— START OF The input —
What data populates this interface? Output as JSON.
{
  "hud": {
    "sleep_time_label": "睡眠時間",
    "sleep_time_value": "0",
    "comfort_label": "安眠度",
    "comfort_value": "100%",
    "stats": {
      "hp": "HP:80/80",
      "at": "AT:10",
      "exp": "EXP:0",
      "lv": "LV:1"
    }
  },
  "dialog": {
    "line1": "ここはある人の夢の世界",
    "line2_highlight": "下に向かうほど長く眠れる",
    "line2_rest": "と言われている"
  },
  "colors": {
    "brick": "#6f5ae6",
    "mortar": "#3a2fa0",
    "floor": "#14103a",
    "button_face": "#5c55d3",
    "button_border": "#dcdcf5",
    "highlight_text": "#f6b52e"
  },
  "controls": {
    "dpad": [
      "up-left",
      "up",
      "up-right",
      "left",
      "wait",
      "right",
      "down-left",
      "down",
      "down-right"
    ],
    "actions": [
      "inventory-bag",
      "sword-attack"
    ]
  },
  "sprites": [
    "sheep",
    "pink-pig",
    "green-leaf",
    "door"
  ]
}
— END OF The input —
The full set of records should be duplicated exactly.

- Full response:
What data populates this interface? Output as JSON.
{
  "hud": {
    "sleep_time_label": "睡眠時間",
    "sleep_time_value": "0",
    "comfort_label": "安眠度",
    "comfort_value": "100%",
    "stats": {
      "hp": "HP:80/80",
      "at": "AT:10",
      "exp": "EXP:0",
      "lv": "LV:1"
    }
  },
  "dialog": {
    "line1": "ここはある人の夢の世界",
    "line2_highlight": "下に向かうほど長く眠れる",
    "line2_rest": "と言われている"
  },
  "colors": {
    "brick": "#6f5ae6",
    "mortar": "#3a2fa0",
    "floor": "#14103a",
    "button_face": "#5c55d3",
    "button_border": "#dcdcf5",
    "highlight_text": "#f6b52e"
  },
  "controls": {
    "dpad": [
      "up-left",
      "up",
      "up-right",
      "left",
      "wait",
      "right",
      "down-left",
      "down",
      "down-right"
    ],
    "actions": [
      "inventory-bag",
      "sword-attack"
    ]
  },
  "sprites": [
    "sheep",
    "pink-pig",
    "green-leaf",
    "door"
  ]
}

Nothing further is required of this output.